- _SET PROBLEM_
Copy every one of the rows below word for word, but leave the pictures out.

- _RECORD SET_
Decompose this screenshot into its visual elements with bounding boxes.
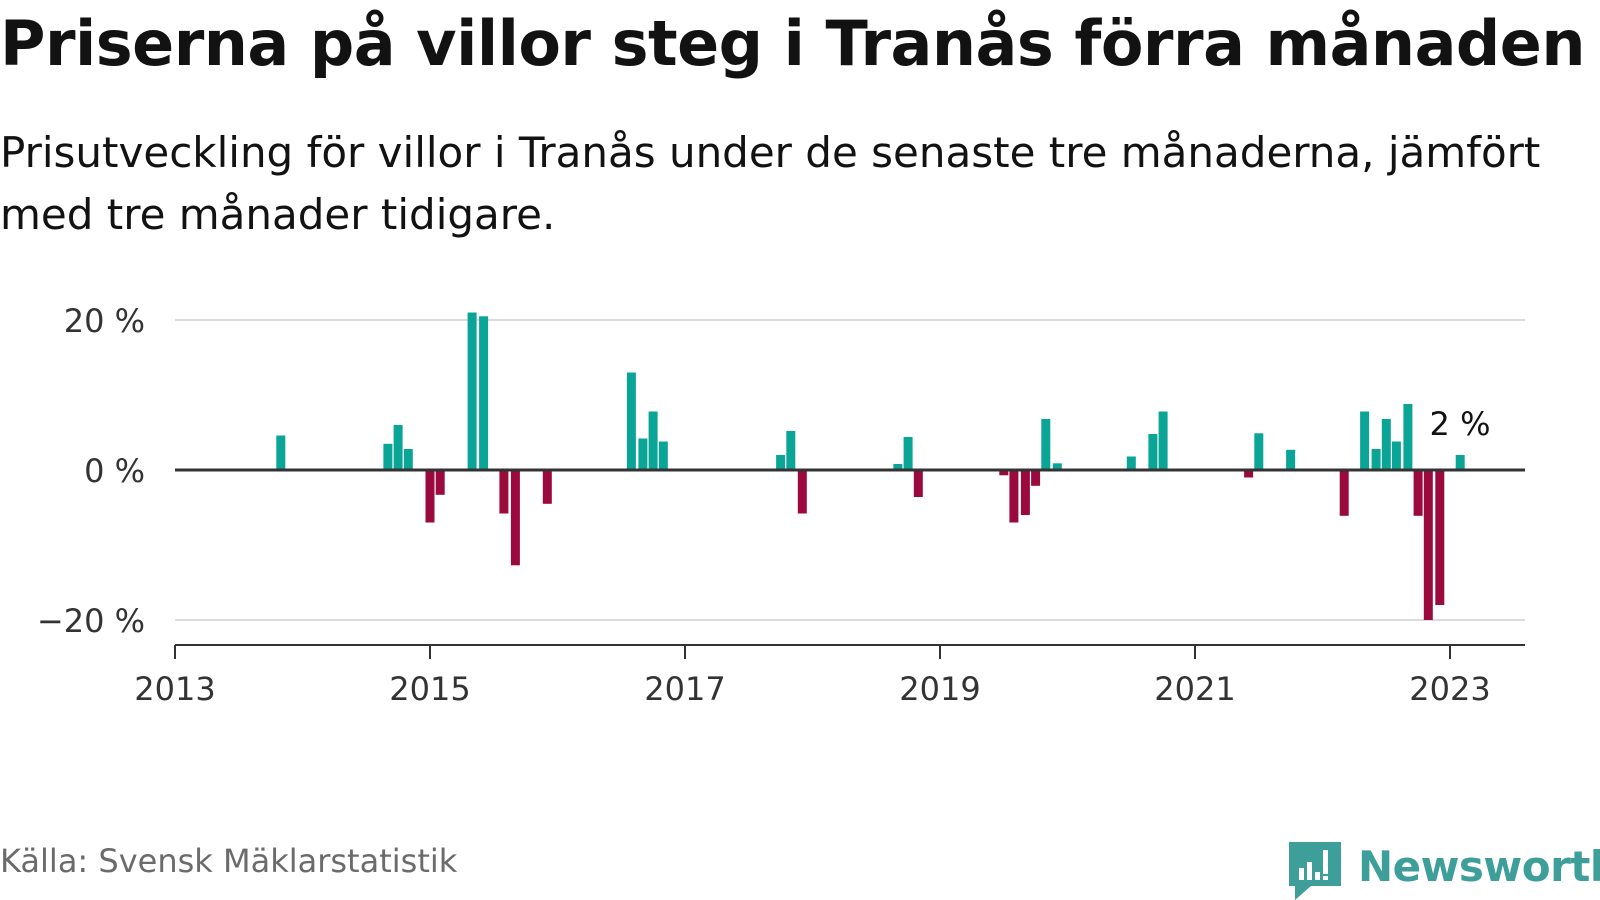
- x-tick-label: 2017: [644, 670, 725, 708]
- bar: [913, 470, 923, 497]
- bar: [1339, 470, 1349, 516]
- bar: [626, 372, 636, 470]
- bar: [1126, 456, 1136, 470]
- bar: [638, 438, 648, 470]
- bar: [1381, 419, 1391, 470]
- bar: [393, 425, 403, 470]
- bar: [903, 437, 913, 470]
- y-tick-label: 20 %: [64, 302, 145, 340]
- chart-subtitle: Prisutveckling för villor i Tranås under…: [0, 128, 1541, 239]
- bar: [499, 470, 509, 514]
- axis-labels: 20 % 0 % −20 % 2013 2015 2017 2019 2021 2023 2 %: [37, 302, 1491, 708]
- bar: [1413, 470, 1423, 516]
- bar: [648, 411, 658, 470]
- bar: [786, 431, 796, 470]
- last-value-annotation: 2 %: [1430, 405, 1491, 443]
- bar: [403, 449, 413, 470]
- bar: [1455, 455, 1465, 470]
- x-tick-label: 2019: [899, 670, 980, 708]
- y-tick-label: −20 %: [37, 602, 145, 640]
- bar: [658, 441, 668, 470]
- bar: [1254, 433, 1264, 471]
- bar: [999, 470, 1009, 476]
- bar: [1371, 449, 1381, 470]
- axes: [174, 468, 1525, 659]
- bars: [276, 312, 1465, 620]
- bar: [1244, 470, 1254, 478]
- gridlines: [175, 319, 1525, 621]
- bar: [1148, 434, 1158, 470]
- bar: [776, 455, 786, 470]
- bar: [1020, 470, 1030, 515]
- bar-chart: 20 % 0 % −20 % 2013 2015 2017 2019 2021 2023 2 %: [37, 302, 1525, 708]
- source-note: Källa: Svensk Mäklarstatistik: [0, 842, 458, 880]
- x-tick-label: 2015: [389, 670, 470, 708]
- x-tick-label: 2021: [1154, 670, 1235, 708]
- chart-title: Priserna på villor steg i Tranås förra m…: [0, 7, 1585, 80]
- bar: [383, 443, 393, 471]
- bar: [1052, 463, 1062, 471]
- bar: [797, 470, 807, 514]
- bar: [893, 464, 903, 470]
- bar: [276, 435, 286, 470]
- bar: [1435, 470, 1445, 605]
- bar: [425, 470, 435, 523]
- y-tick-label: 0 %: [84, 452, 145, 490]
- bar: [1286, 449, 1296, 471]
- bar: [1391, 441, 1401, 470]
- bar: [467, 312, 477, 470]
- bar: [510, 470, 520, 566]
- bar: [1031, 470, 1041, 486]
- bar: [1158, 411, 1168, 470]
- bar: [479, 316, 489, 471]
- bar: [1403, 404, 1413, 470]
- x-tick-label: 2013: [134, 670, 215, 708]
- bar: [435, 470, 445, 495]
- bar: [1041, 419, 1051, 470]
- bar: [1360, 411, 1370, 470]
- brand-name: Newsworthy: [1358, 842, 1600, 891]
- bar: [1009, 470, 1019, 523]
- x-tick-label: 2023: [1409, 670, 1490, 708]
- bar: [1423, 470, 1433, 620]
- bar: [542, 470, 552, 504]
- newsworthy-logo-icon: [1289, 842, 1341, 900]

- _SOLUTION_
Decompose this screenshot into its visual elements with bounding boxes.
- x-tick-label: 2017: [644, 670, 725, 708]
- bar: [913, 470, 923, 497]
- bar: [1339, 470, 1349, 516]
- bar: [626, 372, 636, 470]
- bar: [1126, 456, 1136, 470]
- bar: [638, 438, 648, 470]
- bar: [1381, 419, 1391, 470]
- bar: [393, 425, 403, 470]
- bar: [903, 437, 913, 470]
- y-tick-label: 20 %: [64, 302, 145, 340]
- chart-subtitle: Prisutveckling för villor i Tranås under…: [0, 128, 1541, 239]
- bar: [499, 470, 509, 514]
- axis-labels: 20 % 0 % −20 % 2013 2015 2017 2019 2021 2023 2 %: [37, 302, 1491, 708]
- bar: [1413, 470, 1423, 516]
- bar: [648, 411, 658, 470]
- bar: [786, 431, 796, 470]
- last-value-annotation: 2 %: [1430, 405, 1491, 443]
- bar: [403, 449, 413, 470]
- bar: [1455, 455, 1465, 470]
- x-tick-label: 2019: [899, 670, 980, 708]
- y-tick-label: −20 %: [37, 602, 145, 640]
- bar: [658, 441, 668, 470]
- bar: [1254, 433, 1264, 471]
- bar: [999, 470, 1009, 476]
- bar: [1371, 449, 1381, 470]
- axes: [174, 468, 1525, 659]
- bars: [276, 312, 1465, 620]
- bar: [1244, 470, 1254, 478]
- gridlines: [175, 319, 1525, 621]
- bar: [1148, 434, 1158, 470]
- bar: [776, 455, 786, 470]
- bar: [1020, 470, 1030, 515]
- bar-chart: 20 % 0 % −20 % 2013 2015 2017 2019 2021 2023 2 %: [37, 302, 1525, 708]
- source-note: Källa: Svensk Mäklarstatistik: [0, 842, 458, 880]
- x-tick-label: 2015: [389, 670, 470, 708]
- x-tick-label: 2021: [1154, 670, 1235, 708]
- chart-title: Priserna på villor steg i Tranås förra m…: [0, 7, 1585, 80]
- bar: [383, 443, 393, 471]
- bar: [1052, 463, 1062, 471]
- bar: [797, 470, 807, 514]
- bar: [893, 464, 903, 470]
- bar: [276, 435, 286, 470]
- bar: [1435, 470, 1445, 605]
- bar: [425, 470, 435, 523]
- y-tick-label: 0 %: [84, 452, 145, 490]
- bar: [1286, 449, 1296, 471]
- bar: [1391, 441, 1401, 470]
- bar: [467, 312, 477, 470]
- bar: [510, 470, 520, 566]
- bar: [1031, 470, 1041, 486]
- bar: [1158, 411, 1168, 470]
- bar: [479, 316, 489, 471]
- bar: [1403, 404, 1413, 470]
- x-tick-label: 2013: [134, 670, 215, 708]
- bar: [435, 470, 445, 495]
- bar: [1041, 419, 1051, 470]
- bar: [1360, 411, 1370, 470]
- brand-name: Newsworthy: [1358, 842, 1600, 891]
- bar: [1009, 470, 1019, 523]
- x-tick-label: 2023: [1409, 670, 1490, 708]
- bar: [1423, 470, 1433, 620]
- bar: [542, 470, 552, 504]
- newsworthy-logo-icon: [1289, 842, 1341, 900]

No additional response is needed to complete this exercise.